PROBLEM STATEMENT -
Take every line from the listing below that includes "Reporting" and copy it.

———

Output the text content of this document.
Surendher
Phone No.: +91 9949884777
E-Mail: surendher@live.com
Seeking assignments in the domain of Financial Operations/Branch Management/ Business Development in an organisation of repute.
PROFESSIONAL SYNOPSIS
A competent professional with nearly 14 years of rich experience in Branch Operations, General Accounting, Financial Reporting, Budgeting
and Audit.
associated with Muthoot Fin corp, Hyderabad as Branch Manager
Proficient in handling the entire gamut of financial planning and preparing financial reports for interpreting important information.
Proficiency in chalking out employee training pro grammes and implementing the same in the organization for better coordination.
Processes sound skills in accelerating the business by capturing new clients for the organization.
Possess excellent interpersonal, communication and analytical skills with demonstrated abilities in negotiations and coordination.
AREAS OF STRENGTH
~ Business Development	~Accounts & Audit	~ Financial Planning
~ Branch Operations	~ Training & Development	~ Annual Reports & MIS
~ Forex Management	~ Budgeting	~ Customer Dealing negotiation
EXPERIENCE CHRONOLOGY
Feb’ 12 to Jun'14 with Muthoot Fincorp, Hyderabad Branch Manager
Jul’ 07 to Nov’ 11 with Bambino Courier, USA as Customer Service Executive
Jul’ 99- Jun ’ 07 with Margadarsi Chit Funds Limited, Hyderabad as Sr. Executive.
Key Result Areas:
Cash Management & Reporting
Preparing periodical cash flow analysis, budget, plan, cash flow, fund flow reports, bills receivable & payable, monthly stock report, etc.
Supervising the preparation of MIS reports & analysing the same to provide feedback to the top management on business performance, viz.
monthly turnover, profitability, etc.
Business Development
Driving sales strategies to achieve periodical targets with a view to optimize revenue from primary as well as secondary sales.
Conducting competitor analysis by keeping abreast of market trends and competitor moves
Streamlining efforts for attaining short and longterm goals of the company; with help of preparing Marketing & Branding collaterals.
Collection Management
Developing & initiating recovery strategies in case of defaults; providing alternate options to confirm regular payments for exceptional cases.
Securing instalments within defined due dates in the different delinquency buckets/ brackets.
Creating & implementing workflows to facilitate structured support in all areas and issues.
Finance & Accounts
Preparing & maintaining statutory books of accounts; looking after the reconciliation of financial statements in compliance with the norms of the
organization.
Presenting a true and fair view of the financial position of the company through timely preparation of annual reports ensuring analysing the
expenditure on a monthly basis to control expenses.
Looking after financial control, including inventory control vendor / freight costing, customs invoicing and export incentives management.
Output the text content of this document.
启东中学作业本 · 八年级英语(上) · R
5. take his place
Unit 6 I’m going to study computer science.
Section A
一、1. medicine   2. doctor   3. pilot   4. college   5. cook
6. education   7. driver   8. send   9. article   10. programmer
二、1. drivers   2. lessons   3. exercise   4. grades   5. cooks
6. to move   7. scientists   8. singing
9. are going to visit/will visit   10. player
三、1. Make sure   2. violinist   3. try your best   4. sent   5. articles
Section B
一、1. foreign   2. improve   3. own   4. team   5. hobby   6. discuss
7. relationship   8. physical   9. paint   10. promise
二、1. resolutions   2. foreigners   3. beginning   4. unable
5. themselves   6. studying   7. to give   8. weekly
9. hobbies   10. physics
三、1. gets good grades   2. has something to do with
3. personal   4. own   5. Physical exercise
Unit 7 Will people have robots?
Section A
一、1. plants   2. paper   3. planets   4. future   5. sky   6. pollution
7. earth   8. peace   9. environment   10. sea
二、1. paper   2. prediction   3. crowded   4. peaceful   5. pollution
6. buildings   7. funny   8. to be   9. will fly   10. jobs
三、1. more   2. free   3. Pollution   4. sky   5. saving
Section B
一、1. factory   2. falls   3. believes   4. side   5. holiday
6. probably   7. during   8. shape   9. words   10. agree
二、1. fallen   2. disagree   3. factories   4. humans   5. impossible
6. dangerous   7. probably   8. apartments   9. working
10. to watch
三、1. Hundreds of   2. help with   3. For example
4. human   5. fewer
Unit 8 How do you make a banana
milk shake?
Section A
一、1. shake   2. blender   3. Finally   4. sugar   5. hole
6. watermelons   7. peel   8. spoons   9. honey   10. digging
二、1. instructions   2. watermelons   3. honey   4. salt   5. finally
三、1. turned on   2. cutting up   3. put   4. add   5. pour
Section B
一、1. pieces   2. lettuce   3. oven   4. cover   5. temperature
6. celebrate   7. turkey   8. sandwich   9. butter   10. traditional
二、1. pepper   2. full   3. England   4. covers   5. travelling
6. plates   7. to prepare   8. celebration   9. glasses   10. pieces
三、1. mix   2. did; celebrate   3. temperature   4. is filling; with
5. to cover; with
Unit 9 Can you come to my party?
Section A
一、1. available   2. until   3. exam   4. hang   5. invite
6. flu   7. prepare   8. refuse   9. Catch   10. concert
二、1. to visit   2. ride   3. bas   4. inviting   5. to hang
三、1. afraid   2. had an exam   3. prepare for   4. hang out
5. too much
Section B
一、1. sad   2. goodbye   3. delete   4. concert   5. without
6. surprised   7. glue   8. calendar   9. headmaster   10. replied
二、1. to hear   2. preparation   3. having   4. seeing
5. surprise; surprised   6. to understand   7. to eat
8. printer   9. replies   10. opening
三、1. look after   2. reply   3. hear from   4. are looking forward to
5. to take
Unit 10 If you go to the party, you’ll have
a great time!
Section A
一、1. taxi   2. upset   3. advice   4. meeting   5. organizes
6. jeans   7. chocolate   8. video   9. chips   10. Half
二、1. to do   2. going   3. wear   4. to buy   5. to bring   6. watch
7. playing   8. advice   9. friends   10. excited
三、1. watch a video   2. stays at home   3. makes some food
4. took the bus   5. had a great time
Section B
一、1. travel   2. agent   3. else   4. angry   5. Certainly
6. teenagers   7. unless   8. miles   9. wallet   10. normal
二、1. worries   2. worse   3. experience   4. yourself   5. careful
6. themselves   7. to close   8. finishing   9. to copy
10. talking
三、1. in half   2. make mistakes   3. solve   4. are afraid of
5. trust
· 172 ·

———

COMPLETE ANSWER -
A competent professional with nearly 14 years of rich experience in Branch Operations, General Accounting, Financial Reporting, Budgeting
Cash Management & Reporting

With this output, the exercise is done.